start

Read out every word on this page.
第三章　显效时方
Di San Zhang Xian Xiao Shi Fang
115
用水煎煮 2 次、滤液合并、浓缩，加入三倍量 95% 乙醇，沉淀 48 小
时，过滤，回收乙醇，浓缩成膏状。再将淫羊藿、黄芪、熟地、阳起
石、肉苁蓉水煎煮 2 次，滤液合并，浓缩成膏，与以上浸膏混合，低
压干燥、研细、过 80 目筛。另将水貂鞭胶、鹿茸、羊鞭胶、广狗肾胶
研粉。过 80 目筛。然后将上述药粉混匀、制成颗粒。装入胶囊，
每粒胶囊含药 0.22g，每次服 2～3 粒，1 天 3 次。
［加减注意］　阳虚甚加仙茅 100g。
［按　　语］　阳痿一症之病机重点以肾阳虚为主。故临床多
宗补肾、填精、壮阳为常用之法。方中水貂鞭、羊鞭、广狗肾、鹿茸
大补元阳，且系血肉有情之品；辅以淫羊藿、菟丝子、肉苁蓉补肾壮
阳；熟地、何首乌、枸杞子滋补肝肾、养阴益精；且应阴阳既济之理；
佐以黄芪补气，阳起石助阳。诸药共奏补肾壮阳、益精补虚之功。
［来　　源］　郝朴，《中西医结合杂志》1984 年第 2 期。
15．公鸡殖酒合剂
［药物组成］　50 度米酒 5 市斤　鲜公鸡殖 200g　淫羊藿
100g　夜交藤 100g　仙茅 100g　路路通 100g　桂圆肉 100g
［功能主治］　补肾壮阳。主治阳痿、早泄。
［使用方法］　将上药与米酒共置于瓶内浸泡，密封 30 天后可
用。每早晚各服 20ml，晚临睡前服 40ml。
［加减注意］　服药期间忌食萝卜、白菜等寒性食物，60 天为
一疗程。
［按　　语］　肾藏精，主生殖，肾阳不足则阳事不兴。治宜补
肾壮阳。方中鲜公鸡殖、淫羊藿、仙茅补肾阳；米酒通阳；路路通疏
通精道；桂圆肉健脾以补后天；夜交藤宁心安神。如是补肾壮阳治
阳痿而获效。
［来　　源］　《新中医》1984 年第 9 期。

end
start

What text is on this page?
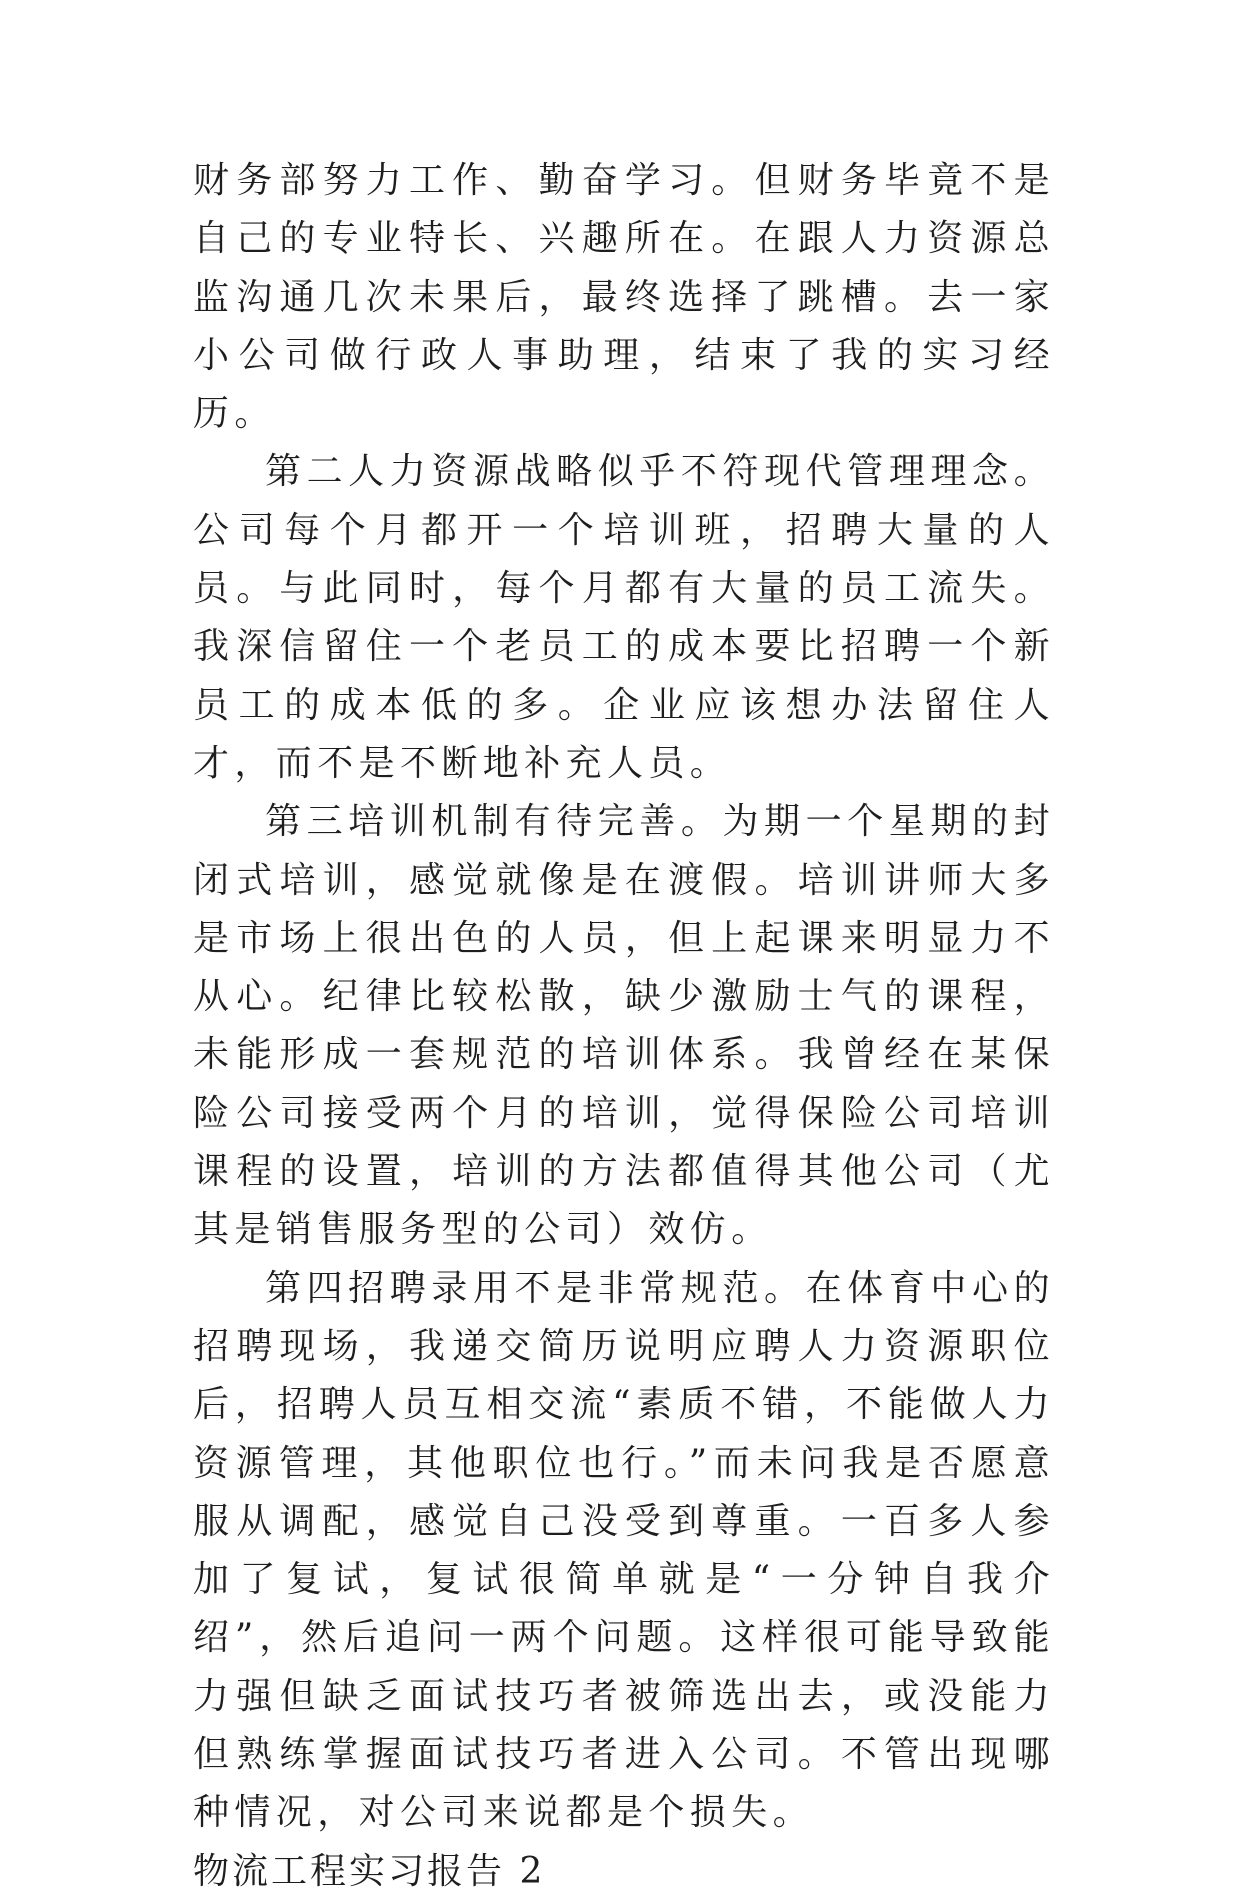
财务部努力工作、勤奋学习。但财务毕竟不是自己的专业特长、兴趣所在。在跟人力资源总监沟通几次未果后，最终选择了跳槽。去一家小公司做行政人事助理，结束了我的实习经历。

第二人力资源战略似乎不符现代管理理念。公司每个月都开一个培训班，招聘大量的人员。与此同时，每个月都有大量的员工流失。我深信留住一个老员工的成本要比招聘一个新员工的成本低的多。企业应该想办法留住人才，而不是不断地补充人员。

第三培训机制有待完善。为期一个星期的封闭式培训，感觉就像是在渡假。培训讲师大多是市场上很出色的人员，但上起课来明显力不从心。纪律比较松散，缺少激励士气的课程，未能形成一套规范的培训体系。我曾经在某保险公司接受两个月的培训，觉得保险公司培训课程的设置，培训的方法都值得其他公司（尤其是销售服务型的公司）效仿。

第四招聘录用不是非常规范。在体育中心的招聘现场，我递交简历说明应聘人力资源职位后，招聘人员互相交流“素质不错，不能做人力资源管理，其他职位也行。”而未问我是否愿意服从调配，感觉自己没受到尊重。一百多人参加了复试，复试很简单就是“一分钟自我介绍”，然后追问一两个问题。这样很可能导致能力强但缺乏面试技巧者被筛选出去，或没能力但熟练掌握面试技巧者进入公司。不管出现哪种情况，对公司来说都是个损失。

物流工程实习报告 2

end
start

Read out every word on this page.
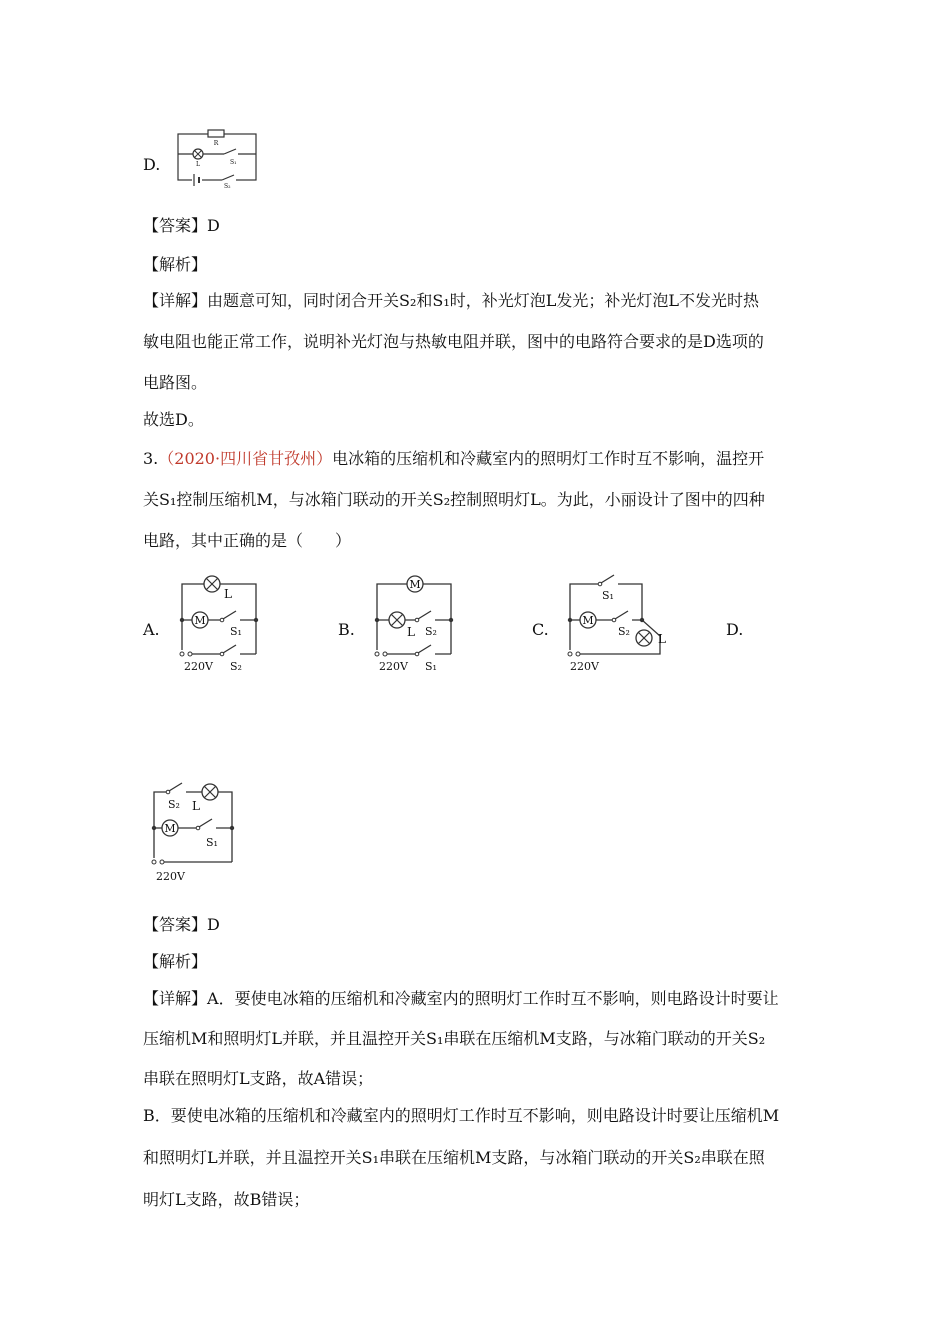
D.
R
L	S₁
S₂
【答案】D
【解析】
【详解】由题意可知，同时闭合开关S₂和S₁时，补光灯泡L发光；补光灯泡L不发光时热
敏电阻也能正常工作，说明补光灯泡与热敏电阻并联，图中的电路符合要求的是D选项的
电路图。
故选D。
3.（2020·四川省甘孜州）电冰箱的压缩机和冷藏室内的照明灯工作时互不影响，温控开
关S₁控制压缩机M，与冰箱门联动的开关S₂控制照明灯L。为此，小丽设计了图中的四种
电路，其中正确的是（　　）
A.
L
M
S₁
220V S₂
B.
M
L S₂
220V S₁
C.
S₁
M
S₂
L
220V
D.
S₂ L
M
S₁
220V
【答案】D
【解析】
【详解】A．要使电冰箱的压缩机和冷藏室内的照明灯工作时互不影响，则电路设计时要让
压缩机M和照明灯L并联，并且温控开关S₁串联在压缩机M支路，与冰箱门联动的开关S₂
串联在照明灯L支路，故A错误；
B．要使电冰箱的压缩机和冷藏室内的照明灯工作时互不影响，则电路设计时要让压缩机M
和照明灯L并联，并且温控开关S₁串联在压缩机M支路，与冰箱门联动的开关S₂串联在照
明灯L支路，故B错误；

end

> Written task: Tally how many lines of the records hold the word "加减注意". Answer with the number only.

> Final answer: 2